__Task statement__: Examine the material below. Gather every line in which the string "color" appears.

__Data for processing__:
- - - - - - -

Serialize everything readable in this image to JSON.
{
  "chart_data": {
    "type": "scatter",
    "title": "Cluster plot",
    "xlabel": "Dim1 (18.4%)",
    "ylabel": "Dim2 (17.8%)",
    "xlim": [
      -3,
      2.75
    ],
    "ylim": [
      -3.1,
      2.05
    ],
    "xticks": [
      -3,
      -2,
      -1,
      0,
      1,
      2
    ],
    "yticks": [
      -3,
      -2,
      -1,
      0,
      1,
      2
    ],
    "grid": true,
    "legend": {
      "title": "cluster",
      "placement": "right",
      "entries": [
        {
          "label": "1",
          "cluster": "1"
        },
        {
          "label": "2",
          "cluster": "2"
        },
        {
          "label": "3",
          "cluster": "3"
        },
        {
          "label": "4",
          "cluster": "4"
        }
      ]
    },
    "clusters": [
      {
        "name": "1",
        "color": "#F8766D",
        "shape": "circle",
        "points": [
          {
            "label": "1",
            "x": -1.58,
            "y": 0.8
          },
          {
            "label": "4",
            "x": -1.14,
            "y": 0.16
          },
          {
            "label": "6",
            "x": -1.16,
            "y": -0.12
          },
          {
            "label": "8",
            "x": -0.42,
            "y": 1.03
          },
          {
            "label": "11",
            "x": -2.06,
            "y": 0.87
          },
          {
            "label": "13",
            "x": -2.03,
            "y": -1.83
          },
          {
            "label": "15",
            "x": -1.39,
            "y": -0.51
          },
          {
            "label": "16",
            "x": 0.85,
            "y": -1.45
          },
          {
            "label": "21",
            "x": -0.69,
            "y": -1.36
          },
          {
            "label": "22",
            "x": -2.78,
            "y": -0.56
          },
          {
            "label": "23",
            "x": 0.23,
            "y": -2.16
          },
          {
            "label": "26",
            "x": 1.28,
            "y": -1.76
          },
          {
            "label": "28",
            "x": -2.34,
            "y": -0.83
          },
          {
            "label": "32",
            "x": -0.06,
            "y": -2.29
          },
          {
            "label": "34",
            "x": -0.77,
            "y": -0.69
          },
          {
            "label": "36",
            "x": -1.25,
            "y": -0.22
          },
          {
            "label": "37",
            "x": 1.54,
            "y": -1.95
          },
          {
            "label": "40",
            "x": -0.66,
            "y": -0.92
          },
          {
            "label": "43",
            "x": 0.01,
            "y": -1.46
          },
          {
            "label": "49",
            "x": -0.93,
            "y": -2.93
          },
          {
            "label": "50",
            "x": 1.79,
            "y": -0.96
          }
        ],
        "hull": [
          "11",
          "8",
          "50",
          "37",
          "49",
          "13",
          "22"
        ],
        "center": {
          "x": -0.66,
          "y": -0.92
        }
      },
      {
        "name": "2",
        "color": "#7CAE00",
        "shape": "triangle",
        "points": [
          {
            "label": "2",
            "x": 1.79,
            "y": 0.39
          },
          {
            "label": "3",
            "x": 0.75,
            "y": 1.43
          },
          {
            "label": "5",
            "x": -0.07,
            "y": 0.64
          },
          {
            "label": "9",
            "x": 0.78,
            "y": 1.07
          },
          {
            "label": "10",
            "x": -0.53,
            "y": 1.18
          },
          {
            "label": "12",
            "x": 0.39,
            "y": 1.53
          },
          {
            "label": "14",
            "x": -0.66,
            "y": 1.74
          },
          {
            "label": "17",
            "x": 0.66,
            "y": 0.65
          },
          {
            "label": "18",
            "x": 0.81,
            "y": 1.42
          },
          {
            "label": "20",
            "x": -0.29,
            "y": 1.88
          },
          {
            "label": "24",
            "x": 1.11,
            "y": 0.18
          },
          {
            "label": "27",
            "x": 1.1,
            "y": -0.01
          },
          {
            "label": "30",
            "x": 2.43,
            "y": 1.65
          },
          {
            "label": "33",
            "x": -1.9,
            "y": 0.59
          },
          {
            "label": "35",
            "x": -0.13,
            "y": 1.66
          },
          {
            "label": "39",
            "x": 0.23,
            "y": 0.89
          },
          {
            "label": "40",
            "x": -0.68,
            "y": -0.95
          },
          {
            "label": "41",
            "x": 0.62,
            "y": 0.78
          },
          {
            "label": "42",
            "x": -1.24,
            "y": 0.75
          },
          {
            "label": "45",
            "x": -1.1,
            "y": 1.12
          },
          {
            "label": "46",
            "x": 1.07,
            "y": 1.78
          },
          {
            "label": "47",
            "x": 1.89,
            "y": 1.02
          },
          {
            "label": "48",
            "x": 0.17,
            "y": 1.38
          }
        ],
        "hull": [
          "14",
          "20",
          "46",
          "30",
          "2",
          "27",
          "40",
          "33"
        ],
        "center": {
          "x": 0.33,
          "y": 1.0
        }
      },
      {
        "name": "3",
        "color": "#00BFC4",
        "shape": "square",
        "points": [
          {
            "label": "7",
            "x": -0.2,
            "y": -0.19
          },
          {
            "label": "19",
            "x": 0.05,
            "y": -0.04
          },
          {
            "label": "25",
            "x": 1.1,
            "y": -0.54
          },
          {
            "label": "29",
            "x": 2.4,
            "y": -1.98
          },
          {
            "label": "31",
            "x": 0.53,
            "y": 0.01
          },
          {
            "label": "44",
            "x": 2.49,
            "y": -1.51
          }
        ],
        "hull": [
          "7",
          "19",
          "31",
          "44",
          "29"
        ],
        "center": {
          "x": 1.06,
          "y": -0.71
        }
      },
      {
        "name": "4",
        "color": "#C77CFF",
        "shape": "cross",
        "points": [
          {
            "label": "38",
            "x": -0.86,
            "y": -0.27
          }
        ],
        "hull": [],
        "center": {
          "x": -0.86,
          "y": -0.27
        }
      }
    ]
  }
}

- - - - - - -

__Response__:
        "color": "#F8766D",
        "color": "#7CAE00",
        "color": "#00BFC4",
        "color": "#C77CFF",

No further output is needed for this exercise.